◆ WRITTEN PROBLEM ◆
Give all of the lines again, with nothing added or dropped.

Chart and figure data
---+---
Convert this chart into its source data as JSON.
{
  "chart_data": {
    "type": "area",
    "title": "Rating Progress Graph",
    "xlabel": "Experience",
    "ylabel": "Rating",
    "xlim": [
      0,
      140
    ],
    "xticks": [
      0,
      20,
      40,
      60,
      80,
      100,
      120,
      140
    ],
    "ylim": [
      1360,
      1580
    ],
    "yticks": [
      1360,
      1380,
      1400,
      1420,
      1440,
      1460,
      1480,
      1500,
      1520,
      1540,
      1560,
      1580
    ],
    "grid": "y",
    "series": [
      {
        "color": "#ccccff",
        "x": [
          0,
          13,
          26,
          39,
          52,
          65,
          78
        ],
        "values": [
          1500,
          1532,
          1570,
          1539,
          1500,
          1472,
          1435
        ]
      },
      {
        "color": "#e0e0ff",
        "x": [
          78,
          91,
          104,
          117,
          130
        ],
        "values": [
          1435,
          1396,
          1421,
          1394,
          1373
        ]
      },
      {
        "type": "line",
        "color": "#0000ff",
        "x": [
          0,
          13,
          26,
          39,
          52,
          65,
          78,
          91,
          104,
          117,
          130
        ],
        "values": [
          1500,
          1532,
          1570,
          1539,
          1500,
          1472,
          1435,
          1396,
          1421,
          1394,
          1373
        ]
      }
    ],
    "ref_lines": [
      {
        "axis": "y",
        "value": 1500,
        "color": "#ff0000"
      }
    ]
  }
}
---+---
◆ EXERCISE RESULT ◆
Convert this chart into its source data as JSON.
{
  "chart_data": {
    "type": "area",
    "title": "Rating Progress Graph",
    "xlabel": "Experience",
    "ylabel": "Rating",
    "xlim": [
      0,
      140
    ],
    "xticks": [
      0,
      20,
      40,
      60,
      80,
      100,
      120,
      140
    ],
    "ylim": [
      1360,
      1580
    ],
    "yticks": [
      1360,
      1380,
      1400,
      1420,
      1440,
      1460,
      1480,
      1500,
      1520,
      1540,
      1560,
      1580
    ],
    "grid": "y",
    "series": [
      {
        "color": "#ccccff",
        "x": [
          0,
          13,
          26,
          39,
          52,
          65,
          78
        ],
        "values": [
          1500,
          1532,
          1570,
          1539,
          1500,
          1472,
          1435
        ]
      },
      {
        "color": "#e0e0ff",
        "x": [
          78,
          91,
          104,
          117,
          130
        ],
        "values": [
          1435,
          1396,
          1421,
          1394,
          1373
        ]
      },
      {
        "type": "line",
        "color": "#0000ff",
        "x": [
          0,
          13,
          26,
          39,
          52,
          65,
          78,
          91,
          104,
          117,
          130
        ],
        "values": [
          1500,
          1532,
          1570,
          1539,
          1500,
          1472,
          1435,
          1396,
          1421,
          1394,
          1373
        ]
      }
    ],
    "ref_lines": [
      {
        "axis": "y",
        "value": 1500,
        "color": "#ff0000"
      }
    ]
  }
}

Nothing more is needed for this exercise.